**EXERCISE DETAILS:** Extract the data exactly, missing nothing.

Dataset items
%%
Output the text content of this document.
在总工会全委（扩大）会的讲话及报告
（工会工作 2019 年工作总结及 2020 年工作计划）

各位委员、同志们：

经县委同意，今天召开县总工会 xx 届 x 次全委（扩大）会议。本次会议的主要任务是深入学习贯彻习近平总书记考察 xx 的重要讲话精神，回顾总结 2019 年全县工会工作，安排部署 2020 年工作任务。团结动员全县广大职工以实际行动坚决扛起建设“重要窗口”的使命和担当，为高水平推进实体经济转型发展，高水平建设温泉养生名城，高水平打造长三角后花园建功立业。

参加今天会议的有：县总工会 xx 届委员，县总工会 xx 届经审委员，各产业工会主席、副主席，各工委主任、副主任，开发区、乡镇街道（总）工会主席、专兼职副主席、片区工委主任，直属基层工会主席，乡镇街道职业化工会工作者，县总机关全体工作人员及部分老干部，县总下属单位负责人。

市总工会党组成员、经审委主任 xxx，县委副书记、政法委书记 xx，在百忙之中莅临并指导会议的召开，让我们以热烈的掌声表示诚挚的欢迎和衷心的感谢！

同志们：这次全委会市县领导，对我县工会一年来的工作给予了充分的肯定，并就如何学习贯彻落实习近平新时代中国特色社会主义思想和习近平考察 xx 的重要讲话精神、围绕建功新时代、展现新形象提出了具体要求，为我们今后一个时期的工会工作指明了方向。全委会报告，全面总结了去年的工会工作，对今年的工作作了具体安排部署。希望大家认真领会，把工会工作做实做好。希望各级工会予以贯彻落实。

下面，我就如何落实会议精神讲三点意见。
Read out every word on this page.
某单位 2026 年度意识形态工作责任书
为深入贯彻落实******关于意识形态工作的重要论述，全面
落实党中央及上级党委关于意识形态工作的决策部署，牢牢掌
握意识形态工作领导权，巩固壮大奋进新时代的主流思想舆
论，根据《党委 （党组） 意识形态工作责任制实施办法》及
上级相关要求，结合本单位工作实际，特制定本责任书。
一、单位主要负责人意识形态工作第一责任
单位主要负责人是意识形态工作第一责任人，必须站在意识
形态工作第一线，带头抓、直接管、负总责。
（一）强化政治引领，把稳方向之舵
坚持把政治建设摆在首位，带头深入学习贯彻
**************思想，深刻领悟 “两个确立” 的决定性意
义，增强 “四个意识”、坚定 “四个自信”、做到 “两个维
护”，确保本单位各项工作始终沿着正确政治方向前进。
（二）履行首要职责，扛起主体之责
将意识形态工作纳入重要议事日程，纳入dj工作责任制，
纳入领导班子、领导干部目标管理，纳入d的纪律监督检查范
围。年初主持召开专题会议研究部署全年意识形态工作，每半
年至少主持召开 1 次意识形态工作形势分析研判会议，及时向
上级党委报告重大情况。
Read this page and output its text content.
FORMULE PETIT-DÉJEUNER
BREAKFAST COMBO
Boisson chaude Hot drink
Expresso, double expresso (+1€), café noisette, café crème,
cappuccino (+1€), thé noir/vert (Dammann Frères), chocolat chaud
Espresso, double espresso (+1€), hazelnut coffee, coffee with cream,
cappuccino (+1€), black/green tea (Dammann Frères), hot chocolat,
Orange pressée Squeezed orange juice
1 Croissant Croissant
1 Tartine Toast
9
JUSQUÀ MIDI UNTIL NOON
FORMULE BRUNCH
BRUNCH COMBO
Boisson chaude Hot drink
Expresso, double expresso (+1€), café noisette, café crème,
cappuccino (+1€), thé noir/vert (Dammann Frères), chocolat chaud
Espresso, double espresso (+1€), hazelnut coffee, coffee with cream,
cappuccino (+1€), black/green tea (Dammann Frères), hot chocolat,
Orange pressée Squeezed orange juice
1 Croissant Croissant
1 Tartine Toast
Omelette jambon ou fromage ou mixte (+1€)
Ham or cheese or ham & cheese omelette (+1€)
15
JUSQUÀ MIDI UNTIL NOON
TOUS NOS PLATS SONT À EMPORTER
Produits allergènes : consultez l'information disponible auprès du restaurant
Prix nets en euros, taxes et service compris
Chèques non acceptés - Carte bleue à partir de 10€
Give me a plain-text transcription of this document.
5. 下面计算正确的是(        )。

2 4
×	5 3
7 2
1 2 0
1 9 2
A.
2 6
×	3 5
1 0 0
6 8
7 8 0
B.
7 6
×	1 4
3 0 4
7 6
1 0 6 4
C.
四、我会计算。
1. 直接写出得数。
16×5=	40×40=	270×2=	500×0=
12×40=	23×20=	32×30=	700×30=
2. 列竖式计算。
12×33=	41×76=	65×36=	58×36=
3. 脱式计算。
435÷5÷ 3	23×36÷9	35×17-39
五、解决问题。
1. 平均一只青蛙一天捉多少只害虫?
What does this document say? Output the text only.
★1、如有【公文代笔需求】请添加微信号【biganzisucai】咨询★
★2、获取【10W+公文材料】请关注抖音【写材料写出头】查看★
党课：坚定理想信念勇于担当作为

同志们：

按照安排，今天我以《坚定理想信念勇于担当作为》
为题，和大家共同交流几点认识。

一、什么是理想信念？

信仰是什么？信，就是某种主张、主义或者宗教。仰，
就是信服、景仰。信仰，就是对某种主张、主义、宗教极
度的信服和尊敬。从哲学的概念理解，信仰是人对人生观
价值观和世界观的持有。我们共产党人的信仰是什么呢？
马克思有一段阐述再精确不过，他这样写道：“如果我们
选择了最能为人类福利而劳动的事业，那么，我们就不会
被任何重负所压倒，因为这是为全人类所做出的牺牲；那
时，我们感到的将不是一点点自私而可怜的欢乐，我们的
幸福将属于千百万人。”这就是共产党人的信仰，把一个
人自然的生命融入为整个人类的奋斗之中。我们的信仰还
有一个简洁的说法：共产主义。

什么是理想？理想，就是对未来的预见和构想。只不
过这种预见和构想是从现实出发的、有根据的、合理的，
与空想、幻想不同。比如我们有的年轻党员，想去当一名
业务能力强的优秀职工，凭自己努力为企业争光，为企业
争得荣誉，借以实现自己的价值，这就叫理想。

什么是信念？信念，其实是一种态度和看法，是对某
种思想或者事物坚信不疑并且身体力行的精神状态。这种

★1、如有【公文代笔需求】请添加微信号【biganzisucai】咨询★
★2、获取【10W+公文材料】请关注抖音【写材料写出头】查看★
%%
**EXERCISE RESPONSE:**
Output the text content of this document.
在总工会全委（扩大）会的讲话及报告
（工会工作 2019 年工作总结及 2020 年工作计划）

各位委员、同志们：

经县委同意，今天召开县总工会 xx 届 x 次全委（扩大）会议。本次会议的主要任务是深入学习贯彻习近平总书记考察 xx 的重要讲话精神，回顾总结 2019 年全县工会工作，安排部署 2020 年工作任务。团结动员全县广大职工以实际行动坚决扛起建设“重要窗口”的使命和担当，为高水平推进实体经济转型发展，高水平建设温泉养生名城，高水平打造长三角后花园建功立业。

参加今天会议的有：县总工会 xx 届委员，县总工会 xx 届经审委员，各产业工会主席、副主席，各工委主任、副主任，开发区、乡镇街道（总）工会主席、专兼职副主席、片区工委主任，直属基层工会主席，乡镇街道职业化工会工作者，县总机关全体工作人员及部分老干部，县总下属单位负责人。

市总工会党组成员、经审委主任 xxx，县委副书记、政法委书记 xx，在百忙之中莅临并指导会议的召开，让我们以热烈的掌声表示诚挚的欢迎和衷心的感谢！

同志们：这次全委会市县领导，对我县工会一年来的工作给予了充分的肯定，并就如何学习贯彻落实习近平新时代中国特色社会主义思想和习近平考察 xx 的重要讲话精神、围绕建功新时代、展现新形象提出了具体要求，为我们今后一个时期的工会工作指明了方向。全委会报告，全面总结了去年的工会工作，对今年的工作作了具体安排部署。希望大家认真领会，把工会工作做实做好。希望各级工会予以贯彻落实。

下面，我就如何落实会议精神讲三点意见。
Read out every word on this page.
某单位 2026 年度意识形态工作责任书
为深入贯彻落实******关于意识形态工作的重要论述，全面
落实党中央及上级党委关于意识形态工作的决策部署，牢牢掌
握意识形态工作领导权，巩固壮大奋进新时代的主流思想舆
论，根据《党委 （党组） 意识形态工作责任制实施办法》及
上级相关要求，结合本单位工作实际，特制定本责任书。
一、单位主要负责人意识形态工作第一责任
单位主要负责人是意识形态工作第一责任人，必须站在意识
形态工作第一线，带头抓、直接管、负总责。
（一）强化政治引领，把稳方向之舵
坚持把政治建设摆在首位，带头深入学习贯彻
**************思想，深刻领悟 “两个确立” 的决定性意
义，增强 “四个意识”、坚定 “四个自信”、做到 “两个维
护”，确保本单位各项工作始终沿着正确政治方向前进。
（二）履行首要职责，扛起主体之责
将意识形态工作纳入重要议事日程，纳入dj工作责任制，
纳入领导班子、领导干部目标管理，纳入d的纪律监督检查范
围。年初主持召开专题会议研究部署全年意识形态工作，每半
年至少主持召开 1 次意识形态工作形势分析研判会议，及时向
上级党委报告重大情况。
Read this page and output its text content.
FORMULE PETIT-DÉJEUNER
BREAKFAST COMBO
Boisson chaude Hot drink
Expresso, double expresso (+1€), café noisette, café crème,
cappuccino (+1€), thé noir/vert (Dammann Frères), chocolat chaud
Espresso, double espresso (+1€), hazelnut coffee, coffee with cream,
cappuccino (+1€), black/green tea (Dammann Frères), hot chocolat,
Orange pressée Squeezed orange juice
1 Croissant Croissant
1 Tartine Toast
9
JUSQUÀ MIDI UNTIL NOON
FORMULE BRUNCH
BRUNCH COMBO
Boisson chaude Hot drink
Expresso, double expresso (+1€), café noisette, café crème,
cappuccino (+1€), thé noir/vert (Dammann Frères), chocolat chaud
Espresso, double espresso (+1€), hazelnut coffee, coffee with cream,
cappuccino (+1€), black/green tea (Dammann Frères), hot chocolat,
Orange pressée Squeezed orange juice
1 Croissant Croissant
1 Tartine Toast
Omelette jambon ou fromage ou mixte (+1€)
Ham or cheese or ham & cheese omelette (+1€)
15
JUSQUÀ MIDI UNTIL NOON
TOUS NOS PLATS SONT À EMPORTER
Produits allergènes : consultez l'information disponible auprès du restaurant
Prix nets en euros, taxes et service compris
Chèques non acceptés - Carte bleue à partir de 10€
Give me a plain-text transcription of this document.
5. 下面计算正确的是(        )。

2 4
×	5 3
7 2
1 2 0
1 9 2
A.
2 6
×	3 5
1 0 0
6 8
7 8 0
B.
7 6
×	1 4
3 0 4
7 6
1 0 6 4
C.
四、我会计算。
1. 直接写出得数。
16×5=	40×40=	270×2=	500×0=
12×40=	23×20=	32×30=	700×30=
2. 列竖式计算。
12×33=	41×76=	65×36=	58×36=
3. 脱式计算。
435÷5÷ 3	23×36÷9	35×17-39
五、解决问题。
1. 平均一只青蛙一天捉多少只害虫?
What does this document say? Output the text only.
★1、如有【公文代笔需求】请添加微信号【biganzisucai】咨询★
★2、获取【10W+公文材料】请关注抖音【写材料写出头】查看★
党课：坚定理想信念勇于担当作为

同志们：

按照安排，今天我以《坚定理想信念勇于担当作为》
为题，和大家共同交流几点认识。

一、什么是理想信念？

信仰是什么？信，就是某种主张、主义或者宗教。仰，
就是信服、景仰。信仰，就是对某种主张、主义、宗教极
度的信服和尊敬。从哲学的概念理解，信仰是人对人生观
价值观和世界观的持有。我们共产党人的信仰是什么呢？
马克思有一段阐述再精确不过，他这样写道：“如果我们
选择了最能为人类福利而劳动的事业，那么，我们就不会
被任何重负所压倒，因为这是为全人类所做出的牺牲；那
时，我们感到的将不是一点点自私而可怜的欢乐，我们的
幸福将属于千百万人。”这就是共产党人的信仰，把一个
人自然的生命融入为整个人类的奋斗之中。我们的信仰还
有一个简洁的说法：共产主义。

什么是理想？理想，就是对未来的预见和构想。只不
过这种预见和构想是从现实出发的、有根据的、合理的，
与空想、幻想不同。比如我们有的年轻党员，想去当一名
业务能力强的优秀职工，凭自己努力为企业争光，为企业
争得荣誉，借以实现自己的价值，这就叫理想。

什么是信念？信念，其实是一种态度和看法，是对某
种思想或者事物坚信不疑并且身体力行的精神状态。这种

★1、如有【公文代笔需求】请添加微信号【biganzisucai】咨询★
★2、获取【10W+公文材料】请关注抖音【写材料写出头】查看★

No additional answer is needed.